*** TEXT PROVIDED
Used the little foam dauber my cobbler gave me to wipe the dye on the shoes, taking care not to get any on the interior of the shoes (he said not to worry about getting any dye on the soles since they're already quite dark, and he was right, it made no difference, which is a good thing since I was not exactly artisanal in my shoe dyeing technique). The dye is quite thin, like black water, so coverage was not an issue. It just Goes On, and Spreads Everywhere You Sponge It. Then you let it dry overnight. Then you rub the shoes with a clean rag to smooth the finish, dye them all over again, and leave them to dry overnight again. 

In the morning you give them another once-over with the rag, and then polish them up with your favorite dark brown wax polish. I use Saphir and swear by it, but Kiwi's fine too.

When I was done, I couldn't believe how good the 2nd pair of Sebagos looked. The perfect chocolate brown. What every guy who buys Cigar Shell Aldens thinks they're going to look like, except that they never quite nail it. Me included. I wish my Cigar chukkas were this color. I wish all my shoes were this color. My furniture too.
******
◆ ACTIONS TO TAKE:
1 > In the shoe-dyeing text, which brand of wax polish does the writer use and swear by?
2 > Update the passage of the shoe-dyeing text starting at "In the morning" and ending at "My furniture too.", with "chocolate brown" replaced by "walnut brown".
3 > Write what follows the shoe-dyeing text, picking up right after its final sentence.
*** DATA ENTRIES
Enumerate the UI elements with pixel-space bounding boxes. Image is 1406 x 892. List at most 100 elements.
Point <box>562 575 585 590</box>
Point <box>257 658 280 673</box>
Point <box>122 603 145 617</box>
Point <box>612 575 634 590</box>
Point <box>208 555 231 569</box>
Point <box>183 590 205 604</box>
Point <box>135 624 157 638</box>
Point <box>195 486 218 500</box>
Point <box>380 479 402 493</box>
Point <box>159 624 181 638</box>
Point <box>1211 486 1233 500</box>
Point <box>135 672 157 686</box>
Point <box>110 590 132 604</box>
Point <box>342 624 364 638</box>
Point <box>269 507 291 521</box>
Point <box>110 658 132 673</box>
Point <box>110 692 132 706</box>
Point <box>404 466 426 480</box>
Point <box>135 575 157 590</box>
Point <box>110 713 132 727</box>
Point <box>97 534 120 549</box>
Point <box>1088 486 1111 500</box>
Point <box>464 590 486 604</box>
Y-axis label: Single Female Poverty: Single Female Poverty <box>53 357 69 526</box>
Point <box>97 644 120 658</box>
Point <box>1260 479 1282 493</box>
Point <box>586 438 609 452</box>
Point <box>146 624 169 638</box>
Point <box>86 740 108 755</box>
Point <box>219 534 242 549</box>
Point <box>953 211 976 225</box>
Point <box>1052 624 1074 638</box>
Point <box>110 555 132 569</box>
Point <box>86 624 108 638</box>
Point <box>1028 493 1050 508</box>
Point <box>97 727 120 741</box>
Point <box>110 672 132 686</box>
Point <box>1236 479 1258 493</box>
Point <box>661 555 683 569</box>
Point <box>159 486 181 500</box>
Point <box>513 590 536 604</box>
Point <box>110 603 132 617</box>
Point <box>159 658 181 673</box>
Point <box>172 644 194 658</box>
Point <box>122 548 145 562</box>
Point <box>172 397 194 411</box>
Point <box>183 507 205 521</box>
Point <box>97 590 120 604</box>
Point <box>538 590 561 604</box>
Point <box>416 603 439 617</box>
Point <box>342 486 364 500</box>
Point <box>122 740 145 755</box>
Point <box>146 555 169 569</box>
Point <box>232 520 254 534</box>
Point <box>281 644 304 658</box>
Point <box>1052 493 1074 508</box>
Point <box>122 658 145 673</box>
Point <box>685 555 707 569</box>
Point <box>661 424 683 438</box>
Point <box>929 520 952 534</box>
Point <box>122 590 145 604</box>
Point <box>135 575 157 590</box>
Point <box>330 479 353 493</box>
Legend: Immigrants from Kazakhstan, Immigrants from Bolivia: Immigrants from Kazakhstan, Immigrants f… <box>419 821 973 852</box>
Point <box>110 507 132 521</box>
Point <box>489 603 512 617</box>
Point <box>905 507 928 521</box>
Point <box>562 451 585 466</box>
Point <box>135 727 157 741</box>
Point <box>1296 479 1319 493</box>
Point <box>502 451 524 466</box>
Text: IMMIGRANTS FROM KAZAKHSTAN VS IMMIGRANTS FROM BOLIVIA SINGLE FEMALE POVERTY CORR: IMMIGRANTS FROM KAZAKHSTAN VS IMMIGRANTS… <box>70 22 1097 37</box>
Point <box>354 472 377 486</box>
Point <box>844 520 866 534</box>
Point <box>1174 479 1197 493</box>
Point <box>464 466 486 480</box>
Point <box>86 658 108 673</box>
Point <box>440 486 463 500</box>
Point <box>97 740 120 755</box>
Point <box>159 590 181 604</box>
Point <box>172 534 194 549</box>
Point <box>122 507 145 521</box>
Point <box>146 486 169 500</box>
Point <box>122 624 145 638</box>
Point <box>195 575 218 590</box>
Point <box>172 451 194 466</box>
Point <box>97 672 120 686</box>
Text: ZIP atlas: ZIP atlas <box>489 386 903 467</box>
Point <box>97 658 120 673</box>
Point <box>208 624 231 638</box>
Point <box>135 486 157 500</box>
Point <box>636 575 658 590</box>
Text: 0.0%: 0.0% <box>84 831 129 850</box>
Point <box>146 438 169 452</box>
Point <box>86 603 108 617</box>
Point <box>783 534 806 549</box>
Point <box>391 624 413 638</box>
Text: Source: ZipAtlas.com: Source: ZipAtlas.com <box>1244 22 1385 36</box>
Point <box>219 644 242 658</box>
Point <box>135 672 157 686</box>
******
◆ PER-TASK ANSWERS:
1 > Saphir.

2 >
In the morning you give them another once-over with the rag, and then polish them up with your favorite dark brown wax polish. I use Saphir and swear by it, but Kiwi's fine too.

When I was done, I couldn't believe how good the 2nd pair of Sebagos looked. The perfect walnut brown. What every guy who buys Cigar Shell Aldens thinks they're going to look like, except that they never quite nail it. Me included. I wish my Cigar chukkas were this color. I wish all my shoes were this color. My furniture too.

3 >
I have a pair of Alden's now-discontinued 725 long vamp loafers in dark brown calf, and their brown is truly sublime. That's what these re-dyed Sebagos look like. Of course, you put your nose right up to the leather and the Aldens have a more uniform and refined appearance -- the Sebagos are, after all, a cheap $6 dye job by a guy who doesn't know what the hell he's doing. But they come a lot closer than they should. Like, 90% close. Farther than a few feet, you can't really tell one from the other. And compared to the dye job on the orginal Weejuns, forget it, no contest, these look better. Weejuns weren't high-end loafers and neither are these $50 eBay Sebagos. But with a $6 dye job, they look like $600 loafers. Nothing AE's selling these days looks as good as this brown. 

Moral of story: if you've got a pair of cheap Sebagos/Bass/etc. and just want to dull the plasticky finish and brown them up a bit, do the alcohol/polish routine. Takes less than an hour, makes the shoes look a lot better. But if you want the real thing -- rich, deep, chocolate brown -- get some Feibing's dye and prepare to be stunned.


----------



## Earl of Ormonde (Sep 5, 2008)

The Continental Fop said:


> ....since I was not exactly artisanal in my shoe dyeing technique)....


 :icon_smile_big: Love it! 
But who is? I'm the same, I'm so keen to see the finished result that I get dye and polish everywhere! :icon_smile_big:


----------



## Doctor Damage (Feb 18, 2005)

One comment: You've saved me from giving up entirely on penny loafers. The ones that fit the best and have the best styling, always seem to have the worst finish & colour.

One request: Can you post some photos?


----------



## srivats (Jul 29, 2008)

^ +1. 

I'd love to see some photos. As DD knows, I have been searching (and searching) to buy a pair of good casual loafers and if these really look as you say they do, I will definitely buy a pair of sebagos and try your procedure.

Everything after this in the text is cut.